## What this task involves
Filter the records for lines holding the string "estaba".

----------

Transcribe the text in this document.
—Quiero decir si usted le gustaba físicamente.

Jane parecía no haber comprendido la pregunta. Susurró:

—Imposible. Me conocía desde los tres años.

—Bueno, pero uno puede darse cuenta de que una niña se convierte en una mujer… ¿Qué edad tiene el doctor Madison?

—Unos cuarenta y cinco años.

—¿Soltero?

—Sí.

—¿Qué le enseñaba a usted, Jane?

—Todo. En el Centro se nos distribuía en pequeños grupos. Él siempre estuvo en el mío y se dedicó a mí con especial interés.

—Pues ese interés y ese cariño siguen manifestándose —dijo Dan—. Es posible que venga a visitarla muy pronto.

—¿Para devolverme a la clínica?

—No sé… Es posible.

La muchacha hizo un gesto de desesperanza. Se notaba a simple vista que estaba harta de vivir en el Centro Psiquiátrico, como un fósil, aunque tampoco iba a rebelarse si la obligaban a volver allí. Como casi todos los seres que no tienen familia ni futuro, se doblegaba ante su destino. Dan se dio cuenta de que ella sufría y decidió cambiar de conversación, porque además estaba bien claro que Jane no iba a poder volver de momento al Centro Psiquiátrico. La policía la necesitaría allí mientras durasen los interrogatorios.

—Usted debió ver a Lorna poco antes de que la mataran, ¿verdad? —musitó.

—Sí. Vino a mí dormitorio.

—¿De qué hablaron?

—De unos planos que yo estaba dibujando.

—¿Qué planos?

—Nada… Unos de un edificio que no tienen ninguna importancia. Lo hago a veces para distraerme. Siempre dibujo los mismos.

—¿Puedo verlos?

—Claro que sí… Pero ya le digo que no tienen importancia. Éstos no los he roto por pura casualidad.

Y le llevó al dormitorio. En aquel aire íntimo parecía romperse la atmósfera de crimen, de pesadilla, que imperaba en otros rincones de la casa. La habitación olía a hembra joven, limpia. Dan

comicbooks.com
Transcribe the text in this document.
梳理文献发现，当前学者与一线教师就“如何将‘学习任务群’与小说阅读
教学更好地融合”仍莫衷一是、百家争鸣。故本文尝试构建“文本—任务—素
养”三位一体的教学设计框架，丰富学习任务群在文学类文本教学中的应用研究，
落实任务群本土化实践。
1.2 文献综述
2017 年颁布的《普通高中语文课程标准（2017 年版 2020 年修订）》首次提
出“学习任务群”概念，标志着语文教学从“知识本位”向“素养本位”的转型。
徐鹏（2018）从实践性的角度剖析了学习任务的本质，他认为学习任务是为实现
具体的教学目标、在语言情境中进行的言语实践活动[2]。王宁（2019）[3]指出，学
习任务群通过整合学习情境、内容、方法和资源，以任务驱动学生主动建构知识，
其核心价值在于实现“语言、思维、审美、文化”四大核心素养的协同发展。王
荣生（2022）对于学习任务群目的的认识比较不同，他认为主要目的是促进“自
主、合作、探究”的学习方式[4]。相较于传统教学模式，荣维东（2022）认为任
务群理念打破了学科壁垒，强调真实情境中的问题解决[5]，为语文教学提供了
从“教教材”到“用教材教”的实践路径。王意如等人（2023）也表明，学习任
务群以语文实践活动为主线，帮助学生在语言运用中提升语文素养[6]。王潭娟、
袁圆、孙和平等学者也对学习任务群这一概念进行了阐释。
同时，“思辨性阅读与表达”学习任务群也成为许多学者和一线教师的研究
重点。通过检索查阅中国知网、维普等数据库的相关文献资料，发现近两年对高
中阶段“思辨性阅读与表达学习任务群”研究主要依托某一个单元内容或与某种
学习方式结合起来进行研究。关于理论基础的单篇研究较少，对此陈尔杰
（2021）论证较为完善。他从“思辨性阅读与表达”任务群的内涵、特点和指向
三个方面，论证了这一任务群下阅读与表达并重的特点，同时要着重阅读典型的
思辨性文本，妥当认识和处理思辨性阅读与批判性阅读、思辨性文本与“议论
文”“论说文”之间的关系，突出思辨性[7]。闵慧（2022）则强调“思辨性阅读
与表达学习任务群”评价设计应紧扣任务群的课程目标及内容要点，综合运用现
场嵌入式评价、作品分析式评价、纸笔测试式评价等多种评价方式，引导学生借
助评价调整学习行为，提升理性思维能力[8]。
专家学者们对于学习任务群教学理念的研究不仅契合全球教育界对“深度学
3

----------

## The completed task
La muchacha hizo un gesto de desesperanza. Se notaba a simple vista que estaba harta de vivir en el Centro Psiquiátrico, como un fósil, aunque tampoco iba a rebelarse si la obligaban a volver allí. Como casi todos los seres que no tienen familia ni futuro, se doblegaba ante su destino. Dan se dio cuenta de que ella sufría y decidió cambiar de conversación, porque además estaba bien claro que Jane no iba a poder volver de momento al Centro Psiquiátrico. La policía la necesitaría allí mientras durasen los interrogatorios.
—De unos planos que yo estaba dibujando.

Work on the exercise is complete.